• _Direction_: Wherever the word "salade" appears in a line, copy that line.

• _Data lines_:
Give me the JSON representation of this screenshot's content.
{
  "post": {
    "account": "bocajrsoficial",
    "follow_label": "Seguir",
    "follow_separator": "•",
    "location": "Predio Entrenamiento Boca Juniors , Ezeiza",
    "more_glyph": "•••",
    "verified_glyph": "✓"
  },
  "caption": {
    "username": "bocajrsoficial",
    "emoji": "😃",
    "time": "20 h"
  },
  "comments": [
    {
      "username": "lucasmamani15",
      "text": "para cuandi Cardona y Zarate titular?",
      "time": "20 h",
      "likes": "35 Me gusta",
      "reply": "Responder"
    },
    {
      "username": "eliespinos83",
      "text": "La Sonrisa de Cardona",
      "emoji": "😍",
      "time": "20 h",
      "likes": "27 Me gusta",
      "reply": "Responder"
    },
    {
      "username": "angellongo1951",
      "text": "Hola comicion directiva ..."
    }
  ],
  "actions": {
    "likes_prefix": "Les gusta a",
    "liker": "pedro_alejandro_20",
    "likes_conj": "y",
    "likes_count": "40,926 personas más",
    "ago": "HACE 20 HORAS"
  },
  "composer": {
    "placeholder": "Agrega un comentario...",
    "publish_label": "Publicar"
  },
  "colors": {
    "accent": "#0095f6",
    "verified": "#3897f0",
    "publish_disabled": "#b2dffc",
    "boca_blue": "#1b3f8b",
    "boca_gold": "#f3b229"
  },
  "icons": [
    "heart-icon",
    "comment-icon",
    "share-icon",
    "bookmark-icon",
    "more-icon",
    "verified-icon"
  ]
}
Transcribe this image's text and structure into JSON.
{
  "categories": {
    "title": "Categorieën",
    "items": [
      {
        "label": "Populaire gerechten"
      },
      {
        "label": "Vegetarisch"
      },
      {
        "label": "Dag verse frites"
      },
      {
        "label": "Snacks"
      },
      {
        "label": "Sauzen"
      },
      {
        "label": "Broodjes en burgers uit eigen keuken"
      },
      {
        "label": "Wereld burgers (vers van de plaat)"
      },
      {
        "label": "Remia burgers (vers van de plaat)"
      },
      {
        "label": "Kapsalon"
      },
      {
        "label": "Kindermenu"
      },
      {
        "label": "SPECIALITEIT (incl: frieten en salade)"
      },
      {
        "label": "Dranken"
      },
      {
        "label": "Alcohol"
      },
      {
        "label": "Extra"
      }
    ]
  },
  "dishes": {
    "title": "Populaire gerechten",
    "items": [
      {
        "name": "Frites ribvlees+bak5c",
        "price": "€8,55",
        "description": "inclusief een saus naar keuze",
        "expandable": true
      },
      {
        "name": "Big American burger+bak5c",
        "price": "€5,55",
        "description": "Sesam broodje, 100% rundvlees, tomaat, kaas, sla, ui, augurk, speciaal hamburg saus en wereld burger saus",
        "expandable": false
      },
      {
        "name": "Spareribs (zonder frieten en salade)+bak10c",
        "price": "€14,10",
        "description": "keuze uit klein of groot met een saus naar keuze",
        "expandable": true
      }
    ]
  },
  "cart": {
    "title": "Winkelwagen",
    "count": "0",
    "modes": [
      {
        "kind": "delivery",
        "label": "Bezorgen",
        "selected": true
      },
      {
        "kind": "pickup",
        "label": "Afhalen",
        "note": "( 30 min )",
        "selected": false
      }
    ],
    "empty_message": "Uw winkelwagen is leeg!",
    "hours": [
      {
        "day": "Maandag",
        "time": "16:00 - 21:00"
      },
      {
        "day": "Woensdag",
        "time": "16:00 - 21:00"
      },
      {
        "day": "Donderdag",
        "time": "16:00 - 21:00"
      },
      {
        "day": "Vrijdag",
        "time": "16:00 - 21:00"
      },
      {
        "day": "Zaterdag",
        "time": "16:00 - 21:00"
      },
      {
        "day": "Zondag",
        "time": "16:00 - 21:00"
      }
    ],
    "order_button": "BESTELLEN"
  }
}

• _Exercise solution_:
        "label": "SPECIALITEIT (incl: frieten en salade)"
        "name": "Spareribs (zonder frieten en salade)+bak10c",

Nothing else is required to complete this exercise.